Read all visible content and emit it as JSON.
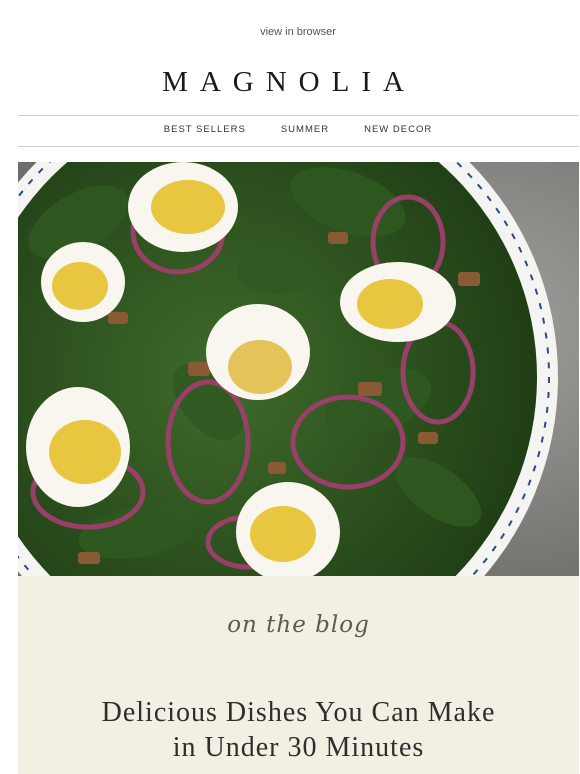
{
  "header": {
    "view_in_browser": "view in browser",
    "logo": "MAGNOLIA"
  },
  "nav": {
    "items": [
      "BEST SELLERS",
      "SUMMER",
      "NEW DECOR"
    ]
  },
  "hero": {
    "image_alt": "spinach salad with eggs"
  },
  "promo": {
    "kicker": "on the blog",
    "headline_line1": "Delicious Dishes You Can Make",
    "headline_line2": "in Under 30 Minutes"
  },
  "colors": {
    "promo_background": "#f3efe3",
    "rule": "#cfcfcf",
    "text": "#222222"
  }
}
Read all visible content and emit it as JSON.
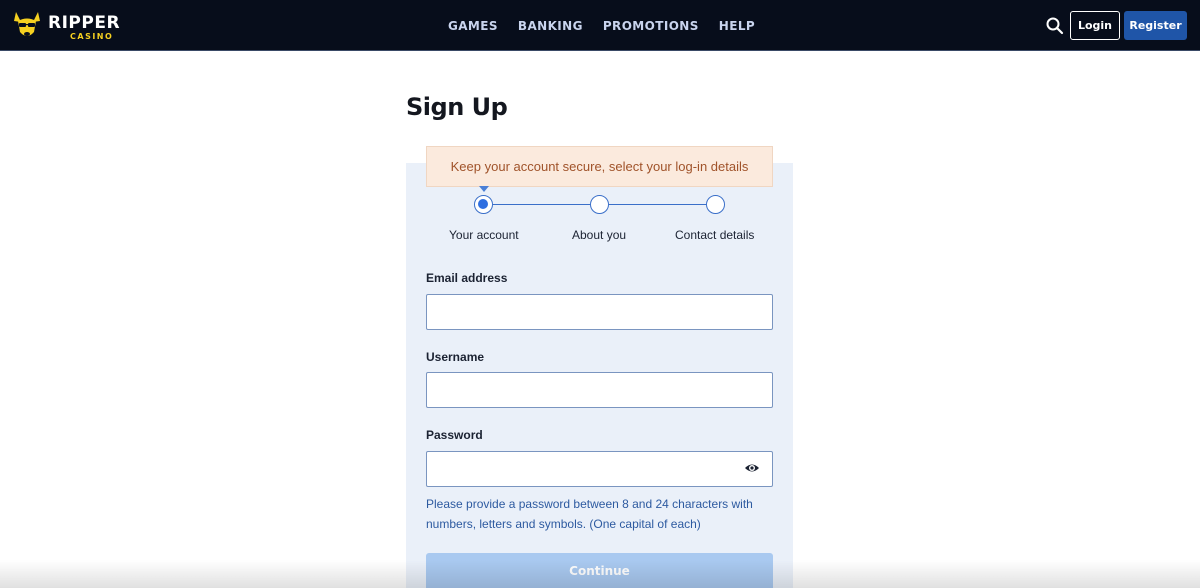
{
  "header": {
    "logo_text": "RIPPER",
    "logo_sub": "CASINO",
    "nav": [
      "GAMES",
      "BANKING",
      "PROMOTIONS",
      "HELP"
    ],
    "login_label": "Login",
    "register_label": "Register",
    "icons": {
      "search": "search-icon",
      "logo": "kangaroo-logo-icon"
    },
    "colors": {
      "background": "#070d1b",
      "accent": "#1f55a8",
      "logo_yellow": "#f5d020"
    }
  },
  "main": {
    "title": "Sign Up",
    "notice": "Keep your account secure, select your log-in details",
    "steps": [
      {
        "label": "Your account",
        "active": true
      },
      {
        "label": "About you",
        "active": false
      },
      {
        "label": "Contact details",
        "active": false
      }
    ],
    "fields": {
      "email": {
        "label": "Email address",
        "value": "",
        "placeholder": ""
      },
      "username": {
        "label": "Username",
        "value": "",
        "placeholder": ""
      },
      "password": {
        "label": "Password",
        "value": "",
        "placeholder": "",
        "icon": "eye-icon"
      }
    },
    "password_hint": "Please provide a password between 8 and 24 characters with numbers, letters and symbols. (One capital of each)",
    "continue_label": "Continue",
    "colors": {
      "panel": "#eaf0f9",
      "notice_bg": "#fbeadd",
      "notice_text": "#a0532a",
      "hint_text": "#2d5aa0",
      "button_disabled": "#a9c9f0"
    }
  }
}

- **Work required**
Give the data above again in full and unchanged, skipping the pictures.

- **Task output**
Read all visible content and emit it as JSON.
{
  "header": {
    "view_in_browser": "view in browser",
    "logo": "MAGNOLIA"
  },
  "nav": {
    "items": [
      "BEST SELLERS",
      "SUMMER",
      "NEW DECOR"
    ]
  },
  "hero": {
    "image_alt": "spinach salad with eggs"
  },
  "promo": {
    "kicker": "on the blog",
    "headline_line1": "Delicious Dishes You Can Make",
    "headline_line2": "in Under 30 Minutes"
  },
  "colors": {
    "promo_background": "#f3efe3",
    "rule": "#cfcfcf",
    "text": "#222222"
  }
}
Read all visible content and emit it as JSON.
{
  "header": {
    "logo_text": "RIPPER",
    "logo_sub": "CASINO",
    "nav": [
      "GAMES",
      "BANKING",
      "PROMOTIONS",
      "HELP"
    ],
    "login_label": "Login",
    "register_label": "Register",
    "icons": {
      "search": "search-icon",
      "logo": "kangaroo-logo-icon"
    },
    "colors": {
      "background": "#070d1b",
      "accent": "#1f55a8",
      "logo_yellow": "#f5d020"
    }
  },
  "main": {
    "title": "Sign Up",
    "notice": "Keep your account secure, select your log-in details",
    "steps": [
      {
        "label": "Your account",
        "active": true
      },
      {
        "label": "About you",
        "active": false
      },
      {
        "label": "Contact details",
        "active": false
      }
    ],
    "fields": {
      "email": {
        "label": "Email address",
        "value": "",
        "placeholder": ""
      },
      "username": {
        "label": "Username",
        "value": "",
        "placeholder": ""
      },
      "password": {
        "label": "Password",
        "value": "",
        "placeholder": "",
        "icon": "eye-icon"
      }
    },
    "password_hint": "Please provide a password between 8 and 24 characters with numbers, letters and symbols. (One capital of each)",
    "continue_label": "Continue",
    "colors": {
      "panel": "#eaf0f9",
      "notice_bg": "#fbeadd",
      "notice_text": "#a0532a",
      "hint_text": "#2d5aa0",
      "button_disabled": "#a9c9f0"
    }
  }
}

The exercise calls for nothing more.